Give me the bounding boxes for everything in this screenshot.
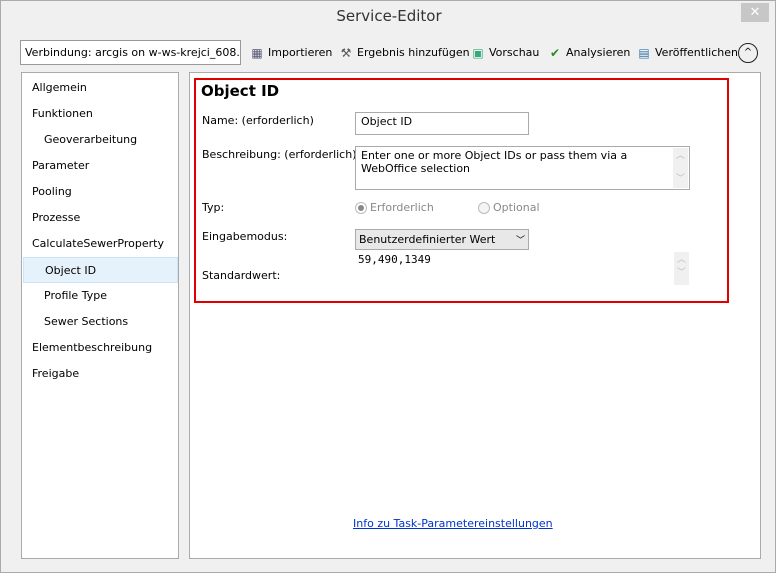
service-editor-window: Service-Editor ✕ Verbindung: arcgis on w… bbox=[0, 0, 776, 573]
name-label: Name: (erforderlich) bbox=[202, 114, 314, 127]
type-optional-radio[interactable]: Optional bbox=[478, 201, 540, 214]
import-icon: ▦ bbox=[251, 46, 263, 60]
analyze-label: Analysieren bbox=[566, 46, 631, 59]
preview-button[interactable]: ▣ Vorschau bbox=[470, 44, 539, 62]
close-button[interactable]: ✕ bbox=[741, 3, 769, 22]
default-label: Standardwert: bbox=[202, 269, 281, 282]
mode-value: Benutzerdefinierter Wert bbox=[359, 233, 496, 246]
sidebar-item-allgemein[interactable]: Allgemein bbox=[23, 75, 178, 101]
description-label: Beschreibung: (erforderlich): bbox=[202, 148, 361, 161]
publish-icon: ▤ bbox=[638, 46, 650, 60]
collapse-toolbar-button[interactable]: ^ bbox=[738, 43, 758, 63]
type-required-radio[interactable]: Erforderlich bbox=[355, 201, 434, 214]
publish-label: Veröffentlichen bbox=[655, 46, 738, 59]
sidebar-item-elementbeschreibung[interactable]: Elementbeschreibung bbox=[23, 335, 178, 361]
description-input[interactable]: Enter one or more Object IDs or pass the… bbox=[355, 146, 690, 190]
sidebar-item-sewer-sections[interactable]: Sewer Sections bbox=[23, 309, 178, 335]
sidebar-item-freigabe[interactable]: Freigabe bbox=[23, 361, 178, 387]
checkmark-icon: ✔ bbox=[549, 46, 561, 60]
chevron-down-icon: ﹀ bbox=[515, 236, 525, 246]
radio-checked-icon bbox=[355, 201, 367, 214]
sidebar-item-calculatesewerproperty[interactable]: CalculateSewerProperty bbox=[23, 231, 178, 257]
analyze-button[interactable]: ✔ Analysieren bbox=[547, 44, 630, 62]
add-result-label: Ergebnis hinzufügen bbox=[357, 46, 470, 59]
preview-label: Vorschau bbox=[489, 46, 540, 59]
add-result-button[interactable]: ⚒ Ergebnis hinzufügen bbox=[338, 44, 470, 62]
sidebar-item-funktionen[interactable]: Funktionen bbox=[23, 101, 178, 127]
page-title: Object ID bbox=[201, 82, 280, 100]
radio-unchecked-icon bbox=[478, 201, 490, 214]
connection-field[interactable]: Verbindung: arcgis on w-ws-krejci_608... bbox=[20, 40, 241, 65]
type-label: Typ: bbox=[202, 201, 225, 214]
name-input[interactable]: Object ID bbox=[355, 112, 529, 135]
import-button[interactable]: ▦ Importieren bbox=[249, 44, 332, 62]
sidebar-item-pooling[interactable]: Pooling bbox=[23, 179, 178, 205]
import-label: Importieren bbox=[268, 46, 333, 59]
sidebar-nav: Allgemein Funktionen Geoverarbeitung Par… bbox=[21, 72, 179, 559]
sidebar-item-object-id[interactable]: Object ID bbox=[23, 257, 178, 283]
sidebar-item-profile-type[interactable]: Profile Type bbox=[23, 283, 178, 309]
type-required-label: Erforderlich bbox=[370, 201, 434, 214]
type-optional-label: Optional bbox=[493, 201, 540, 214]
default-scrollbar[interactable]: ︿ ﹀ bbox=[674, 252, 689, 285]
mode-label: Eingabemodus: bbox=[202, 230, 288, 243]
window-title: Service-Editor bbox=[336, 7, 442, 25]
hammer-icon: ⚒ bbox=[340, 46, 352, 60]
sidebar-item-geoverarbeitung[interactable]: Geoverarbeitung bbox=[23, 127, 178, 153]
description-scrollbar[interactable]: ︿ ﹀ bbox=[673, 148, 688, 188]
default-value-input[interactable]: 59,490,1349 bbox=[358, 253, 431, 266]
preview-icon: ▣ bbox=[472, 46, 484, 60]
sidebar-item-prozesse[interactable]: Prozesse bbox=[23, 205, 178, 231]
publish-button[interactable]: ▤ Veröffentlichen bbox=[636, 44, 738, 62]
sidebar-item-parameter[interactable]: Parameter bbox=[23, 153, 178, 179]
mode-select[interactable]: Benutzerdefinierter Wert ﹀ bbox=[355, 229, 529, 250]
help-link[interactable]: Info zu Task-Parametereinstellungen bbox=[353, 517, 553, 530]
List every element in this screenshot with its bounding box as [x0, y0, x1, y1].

——————

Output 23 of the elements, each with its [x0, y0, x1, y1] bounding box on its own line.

——————

Do this: Starting at the line containing "Give me the" and ending after the line containing "import-button[interactable]: ▦ Importieren", express those records as a two-column CSV with columns "text" and "answer". Give one row per record, with each field in quotes and its line breaks replaced by spaces, and omit the pictures.

Exercise answer:
text,answer
"Give me the bounding boxes for everything in this screenshot.","service-editor-window: Service-Editor ✕ Verbindung: arcgis on w… bbox=[0, 0, 776, 573] name-label: Name: (erforderlich) bbox=[202, 114, 314, 127] type-optional-radio[interactable]: Optional bbox=[478, 201, 540, 214] import-icon: ▦ bbox=[251, 46, 263, 60] analyze-label: Analysieren bbox=[566, 46, 631, 59] preview-button[interactable]: ▣ Vorschau bbox=[470, 44, 539, 62] close-button[interactable]: ✕ bbox=[741, 3, 769, 22] default-label: Standardwert: bbox=[202, 269, 281, 282] mode-value: Benutzerdefinierter Wert bbox=[359, 233, 496, 246] sidebar-item-allgemein[interactable]: Allgemein bbox=[23, 75, 178, 101] description-label: Beschreibung: (erforderlich): bbox=[202, 148, 361, 161] publish-icon: ▤ bbox=[638, 46, 650, 60] collapse-toolbar-button[interactable]: ^ bbox=[738, 43, 758, 63] type-required-radio[interactable]: Erforderlich bbox=[355, 201, 434, 214] publish-label: Veröffentlichen bbox=[655, 46, 738, 59] sidebar-item-elementbeschreibung[interactable]: Elementbeschreibung bbox=[23, 335, 178, 361] description-input[interactable]: Enter one or more Object IDs or pass the… bbox=[355, 146, 690, 190] sidebar-item-sewer-sections[interactable]: Sewer Sections bbox=[23, 309, 178, 335] sidebar-item-freigabe[interactable]: Freigabe bbox=[23, 361, 178, 387] checkmark-icon: ✔ bbox=[549, 46, 561, 60] chevron-down-icon: ﹀ bbox=[515, 236, 525, 246] radio-checked-icon bbox=[355, 201, 367, 214] sidebar-item-calculatesewerproperty[interactable]: CalculateSewerProperty bbox=[23, 231, 178, 257] analyze-button[interactable]: ✔ Analysieren bbox=[547, 44, 630, 62] add-result-label: Ergebnis hinzufügen bbox=[357, 46, 470, 59] preview-label: Vorschau bbox=[489, 46, 540, 59] add-result-button[interactable]: ⚒ Ergebnis hinzufügen bbox=[338, 44, 470, 62] sidebar-item-funktionen[interactable]: Funktionen bbox=[23, 101, 178, 127] page-title: Object ID bbox=[201, 82, 280, 100] radio-unchecked-icon bbox=[478, 201, 490, 214] connection-field[interactable]: Verbindung: arcgis on w-ws-krejci_608... bbox=[20, 40, 241, 65] type-label: Typ: bbox=[202, 201, 225, 214] name-input[interactable]: Object ID bbox=[355, 112, 529, 135] import-button[interactable]: ▦ Importieren bbox=[249, 44, 332, 62]"